[Stored records]
>>>

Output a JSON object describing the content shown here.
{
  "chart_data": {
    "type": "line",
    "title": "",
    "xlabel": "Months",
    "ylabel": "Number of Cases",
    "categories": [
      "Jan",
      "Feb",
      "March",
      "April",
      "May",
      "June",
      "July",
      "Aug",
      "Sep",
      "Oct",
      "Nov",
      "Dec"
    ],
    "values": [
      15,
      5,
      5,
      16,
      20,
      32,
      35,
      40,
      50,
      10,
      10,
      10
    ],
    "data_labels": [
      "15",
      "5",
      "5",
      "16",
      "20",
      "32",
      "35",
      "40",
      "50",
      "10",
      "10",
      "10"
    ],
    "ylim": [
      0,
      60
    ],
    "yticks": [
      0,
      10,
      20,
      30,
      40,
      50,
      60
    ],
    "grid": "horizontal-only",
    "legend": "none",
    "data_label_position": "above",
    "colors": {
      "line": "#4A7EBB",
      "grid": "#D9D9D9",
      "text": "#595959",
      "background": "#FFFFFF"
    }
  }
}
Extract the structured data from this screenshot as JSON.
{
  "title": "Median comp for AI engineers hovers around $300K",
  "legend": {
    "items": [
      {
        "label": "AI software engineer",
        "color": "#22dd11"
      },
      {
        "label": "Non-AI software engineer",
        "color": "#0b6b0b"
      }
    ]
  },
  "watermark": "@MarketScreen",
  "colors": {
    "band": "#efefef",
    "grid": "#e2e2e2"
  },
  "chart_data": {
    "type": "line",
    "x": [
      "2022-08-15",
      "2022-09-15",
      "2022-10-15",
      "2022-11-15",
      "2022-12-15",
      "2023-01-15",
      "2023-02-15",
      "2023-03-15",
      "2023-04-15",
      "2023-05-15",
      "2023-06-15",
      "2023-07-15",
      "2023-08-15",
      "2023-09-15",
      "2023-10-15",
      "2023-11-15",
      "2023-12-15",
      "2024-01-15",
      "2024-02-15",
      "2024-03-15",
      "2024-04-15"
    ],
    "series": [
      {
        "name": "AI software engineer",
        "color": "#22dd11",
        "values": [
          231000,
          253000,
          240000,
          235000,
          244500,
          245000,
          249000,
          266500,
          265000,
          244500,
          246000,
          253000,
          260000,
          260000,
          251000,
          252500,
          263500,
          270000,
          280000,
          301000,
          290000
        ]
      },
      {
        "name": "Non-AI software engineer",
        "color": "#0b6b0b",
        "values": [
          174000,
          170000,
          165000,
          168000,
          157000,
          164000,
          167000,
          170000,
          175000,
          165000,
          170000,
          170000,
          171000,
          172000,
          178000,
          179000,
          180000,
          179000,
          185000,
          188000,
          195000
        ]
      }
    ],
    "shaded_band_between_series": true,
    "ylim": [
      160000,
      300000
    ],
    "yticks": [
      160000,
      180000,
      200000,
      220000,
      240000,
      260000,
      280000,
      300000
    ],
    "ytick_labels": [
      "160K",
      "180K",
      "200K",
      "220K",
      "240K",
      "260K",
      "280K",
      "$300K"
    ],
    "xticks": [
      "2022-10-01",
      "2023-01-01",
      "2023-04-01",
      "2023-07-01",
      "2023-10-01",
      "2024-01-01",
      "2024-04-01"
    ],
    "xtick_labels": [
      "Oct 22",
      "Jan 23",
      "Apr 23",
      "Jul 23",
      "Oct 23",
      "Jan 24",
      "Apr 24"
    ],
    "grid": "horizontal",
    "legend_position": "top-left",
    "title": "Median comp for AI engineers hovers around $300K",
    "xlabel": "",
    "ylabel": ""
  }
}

<<<

From the listing above, copy out each line where the word "title" appears.

* [Problem solution]
    "title": "",
  "title": "Median comp for AI engineers hovers around $300K",
    "title": "Median comp for AI engineers hovers around $300K",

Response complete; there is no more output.